▸ PROBLEM REQUIREMENTS
Every line below should be copied exactly; drop the pictures.

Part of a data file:
----

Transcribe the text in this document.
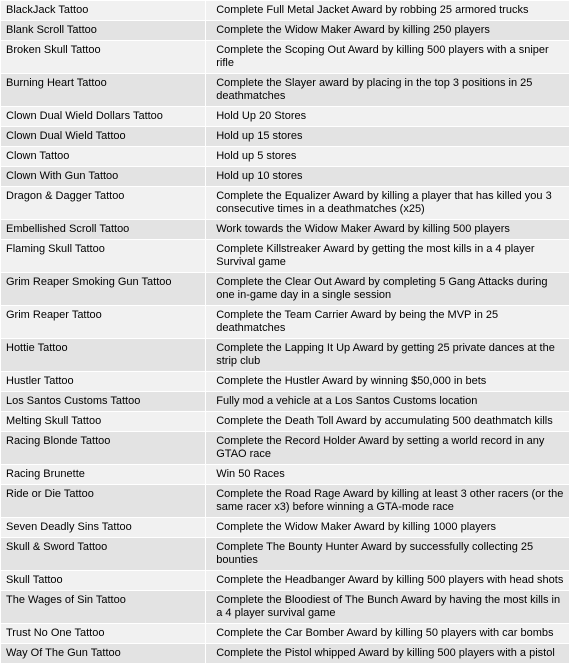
BlackJack Tattoo	Complete Full Metal Jacket Award by robbing 25 armored trucks
Blank Scroll Tattoo	Complete the Widow Maker Award by killing 250 players
Broken Skull Tattoo	Complete the Scoping Out Award by killing 500 players with a sniper rifle
Burning Heart Tattoo	Complete the Slayer award by placing in the top 3 positions in 25 deathmatches
Clown Dual Wield Dollars Tattoo	Hold Up 20 Stores
Clown Dual Wield Tattoo	Hold up 15 stores
Clown Tattoo	Hold up 5 stores
Clown With Gun Tattoo	Hold up 10 stores
Dragon & Dagger Tattoo	Complete the Equalizer Award by killing a player that has killed you 3 consecutive times in a deathmatches (x25)
Embellished Scroll Tattoo	Work towards the Widow Maker Award by killing 500 players
Flaming Skull Tattoo	Complete Killstreaker Award by getting the most kills in a 4 player Survival game
Grim Reaper Smoking Gun Tattoo	Complete the Clear Out Award by completing 5 Gang Attacks during one in-game day in a single session
Grim Reaper Tattoo	Complete the Team Carrier Award by being the MVP in 25 deathmatches
Hottie Tattoo	Complete the Lapping It Up Award by getting 25 private dances at the strip club
Hustler Tattoo	Complete the Hustler Award by winning $50,000 in bets
Los Santos Customs Tattoo	Fully mod a vehicle at a Los Santos Customs location
Melting Skull Tattoo	Complete the Death Toll Award by accumulating 500 deathmatch kills
Racing Blonde Tattoo	Complete the Record Holder Award by setting a world record in any GTAO race
Racing Brunette	Win 50 Races
Ride or Die Tattoo	Complete the Road Rage Award by killing at least 3 other racers (or the same racer x3) before winning a GTA-mode race
Seven Deadly Sins Tattoo	Complete the Widow Maker Award by killing 1000 players
Skull & Sword Tattoo	Complete The Bounty Hunter Award by successfully collecting 25 bounties
Skull Tattoo	Complete the Headbanger Award by killing 500 players with head shots
The Wages of Sin Tattoo	Complete the Bloodiest of The Bunch Award by having the most kills in a 4 player survival game
Trust No One Tattoo	Complete the Car Bomber Award by killing 50 players with car bombs
Way Of The Gun Tattoo	Complete the Pistol whipped Award by killing 500 players with a pistol
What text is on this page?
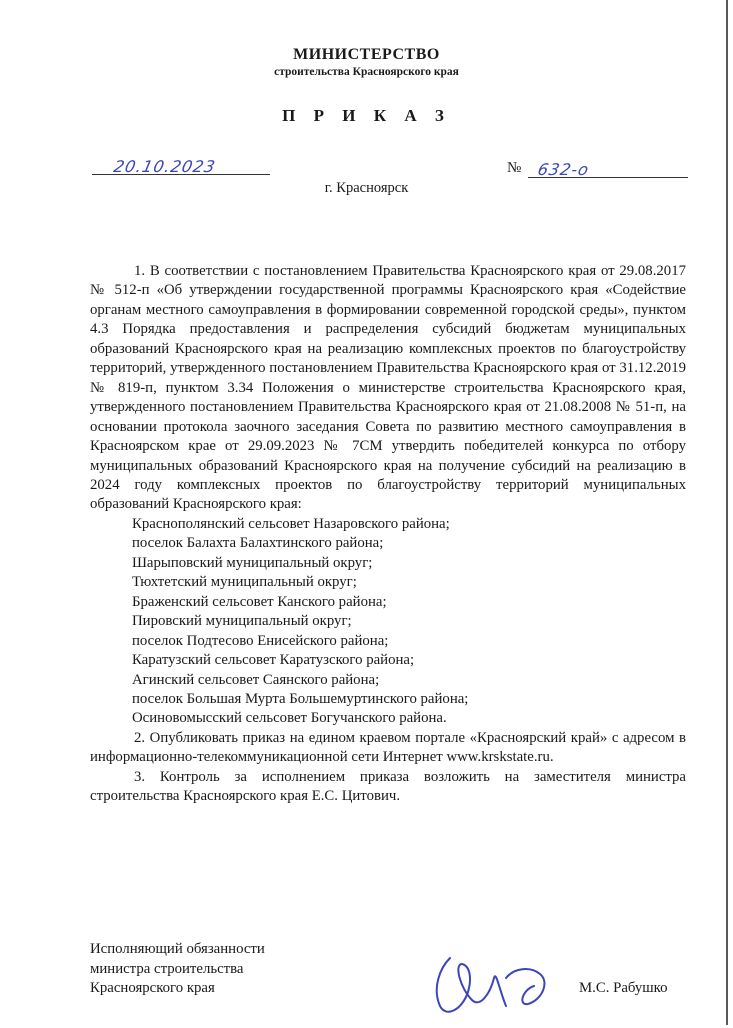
МИНИСТЕРСТВО
строительства Красноярского края
П Р И К А З
20.10.2023	№ 632-о
г. Красноярск

1. В соответствии с постановлением Правительства Красноярского края от 29.08.2017 № 512-п «Об утверждении государственной программы Красноярского края «Содействие органам местного самоуправления в формировании современной городской среды», пунктом 4.3 Порядка предоставления и распределения субсидий бюджетам муниципальных образований Красноярского края на реализацию комплексных проектов по благоустройству территорий, утвержденного постановлением Правительства Красноярского края от 31.12.2019 № 819-п, пунктом 3.34 Положения о министерстве строительства Красноярского края, утвержденного постановлением Правительства Красноярского края от 21.08.2008 № 51-п, на основании протокола заочного заседания Совета по развитию местного самоуправления в Красноярском крае от 29.09.2023 № 7СМ утвердить победителей конкурса по отбору муниципальных образований Красноярского края на получение субсидий на реализацию в 2024 году комплексных проектов по благоустройству территорий муниципальных образований Красноярского края:

Краснополянский сельсовет Назаровского района;
поселок Балахта Балахтинского района;
Шарыповский муниципальный округ;
Тюхтетский муниципальный округ;
Браженский сельсовет Канского района;
Пировский муниципальный округ;
поселок Подтесово Енисейского района;
Каратузский сельсовет Каратузского района;
Агинский сельсовет Саянского района;
поселок Большая Мурта Большемуртинского района;
Осиновомысский сельсовет Богучанского района.

2. Опубликовать приказ на едином краевом портале «Красноярский край» с адресом в информационно-телекоммуникационной сети Интернет www.krskstate.ru.

3. Контроль за исполнением приказа возложить на заместителя министра строительства Красноярского края Е.С. Цитович.

Исполняющий обязанности
министра строительства
Красноярского края	М.С. Рабушко
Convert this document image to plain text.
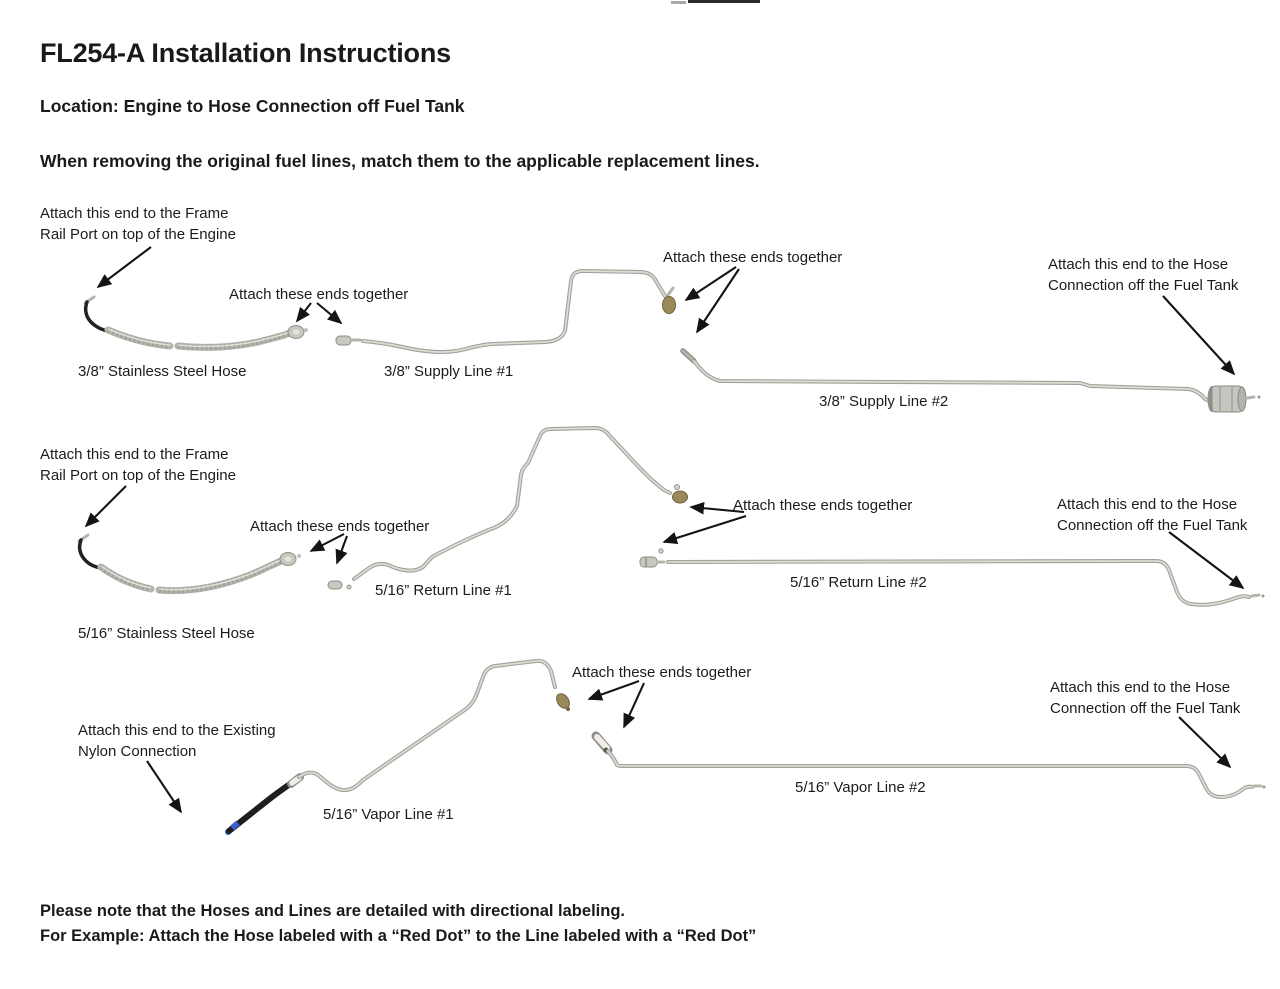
FL254-A Installation Instructions
Location: Engine to Hose Connection off Fuel Tank
When removing the original fuel lines, match them to the applicable replacement lines.
Attach this end to the Frame
Rail Port on top of the Engine
Attach these ends together
3/8” Stainless Steel Hose	3/8” Supply Line #1
Attach these ends together	Attach this end to the Hose
Connection off the Fuel Tank
3/8” Supply Line #2
Attach this end to the Frame
Rail Port on top of the Engine
Attach these ends together
5/16” Return Line #1
Attach these ends together
5/16” Return Line #2
Attach this end to the Hose
Connection off the Fuel Tank
5/16” Stainless Steel Hose
Attach these ends together
Attach this end to the Existing
Nylon Connection
Attach this end to the Hose
Connection off the Fuel Tank
5/16” Vapor Line #1
5/16” Vapor Line #2
Please note that the Hoses and Lines are detailed with directional labeling.
For Example: Attach the Hose labeled with a “Red Dot” to the Line labeled with a “Red Dot”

----

▸ FULL OUTPUT
Transcribe the text in this document.
BlackJack Tattoo	Complete Full Metal Jacket Award by robbing 25 armored trucks
Blank Scroll Tattoo	Complete the Widow Maker Award by killing 250 players
Broken Skull Tattoo	Complete the Scoping Out Award by killing 500 players with a sniper rifle
Burning Heart Tattoo	Complete the Slayer award by placing in the top 3 positions in 25 deathmatches
Clown Dual Wield Dollars Tattoo	Hold Up 20 Stores
Clown Dual Wield Tattoo	Hold up 15 stores
Clown Tattoo	Hold up 5 stores
Clown With Gun Tattoo	Hold up 10 stores
Dragon & Dagger Tattoo	Complete the Equalizer Award by killing a player that has killed you 3 consecutive times in a deathmatches (x25)
Embellished Scroll Tattoo	Work towards the Widow Maker Award by killing 500 players
Flaming Skull Tattoo	Complete Killstreaker Award by getting the most kills in a 4 player Survival game
Grim Reaper Smoking Gun Tattoo	Complete the Clear Out Award by completing 5 Gang Attacks during one in-game day in a single session
Grim Reaper Tattoo	Complete the Team Carrier Award by being the MVP in 25 deathmatches
Hottie Tattoo	Complete the Lapping It Up Award by getting 25 private dances at the strip club
Hustler Tattoo	Complete the Hustler Award by winning $50,000 in bets
Los Santos Customs Tattoo	Fully mod a vehicle at a Los Santos Customs location
Melting Skull Tattoo	Complete the Death Toll Award by accumulating 500 deathmatch kills
Racing Blonde Tattoo	Complete the Record Holder Award by setting a world record in any GTAO race
Racing Brunette	Win 50 Races
Ride or Die Tattoo	Complete the Road Rage Award by killing at least 3 other racers (or the same racer x3) before winning a GTA-mode race
Seven Deadly Sins Tattoo	Complete the Widow Maker Award by killing 1000 players
Skull & Sword Tattoo	Complete The Bounty Hunter Award by successfully collecting 25 bounties
Skull Tattoo	Complete the Headbanger Award by killing 500 players with head shots
The Wages of Sin Tattoo	Complete the Bloodiest of The Bunch Award by having the most kills in a 4 player survival game
Trust No One Tattoo	Complete the Car Bomber Award by killing 50 players with car bombs
Way Of The Gun Tattoo	Complete the Pistol whipped Award by killing 500 players with a pistol
What text is on this page?
МИНИСТЕРСТВО
строительства Красноярского края
П Р И К А З
20.10.2023	№ 632-о
г. Красноярск

1. В соответствии с постановлением Правительства Красноярского края от 29.08.2017 № 512-п «Об утверждении государственной программы Красноярского края «Содействие органам местного самоуправления в формировании современной городской среды», пунктом 4.3 Порядка предоставления и распределения субсидий бюджетам муниципальных образований Красноярского края на реализацию комплексных проектов по благоустройству территорий, утвержденного постановлением Правительства Красноярского края от 31.12.2019 № 819-п, пунктом 3.34 Положения о министерстве строительства Красноярского края, утвержденного постановлением Правительства Красноярского края от 21.08.2008 № 51-п, на основании протокола заочного заседания Совета по развитию местного самоуправления в Красноярском крае от 29.09.2023 № 7СМ утвердить победителей конкурса по отбору муниципальных образований Красноярского края на получение субсидий на реализацию в 2024 году комплексных проектов по благоустройству территорий муниципальных образований Красноярского края:

Краснополянский сельсовет Назаровского района;
поселок Балахта Балахтинского района;
Шарыповский муниципальный округ;
Тюхтетский муниципальный округ;
Браженский сельсовет Канского района;
Пировский муниципальный округ;
поселок Подтесово Енисейского района;
Каратузский сельсовет Каратузского района;
Агинский сельсовет Саянского района;
поселок Большая Мурта Большемуртинского района;
Осиновомысский сельсовет Богучанского района.

2. Опубликовать приказ на едином краевом портале «Красноярский край» с адресом в информационно-телекоммуникационной сети Интернет www.krskstate.ru.

3. Контроль за исполнением приказа возложить на заместителя министра строительства Красноярского края Е.С. Цитович.

Исполняющий обязанности
министра строительства
Красноярского края	М.С. Рабушко
Convert this document image to plain text.
FL254-A Installation Instructions
Location: Engine to Hose Connection off Fuel Tank
When removing the original fuel lines, match them to the applicable replacement lines.
Attach this end to the Frame
Rail Port on top of the Engine
Attach these ends together
3/8” Stainless Steel Hose	3/8” Supply Line #1
Attach these ends together	Attach this end to the Hose
Connection off the Fuel Tank
3/8” Supply Line #2
Attach this end to the Frame
Rail Port on top of the Engine
Attach these ends together
5/16” Return Line #1
Attach these ends together
5/16” Return Line #2
Attach this end to the Hose
Connection off the Fuel Tank
5/16” Stainless Steel Hose
Attach these ends together
Attach this end to the Existing
Nylon Connection
Attach this end to the Hose
Connection off the Fuel Tank
5/16” Vapor Line #1
5/16” Vapor Line #2
Please note that the Hoses and Lines are detailed with directional labeling.
For Example: Attach the Hose labeled with a “Red Dot” to the Line labeled with a “Red Dot”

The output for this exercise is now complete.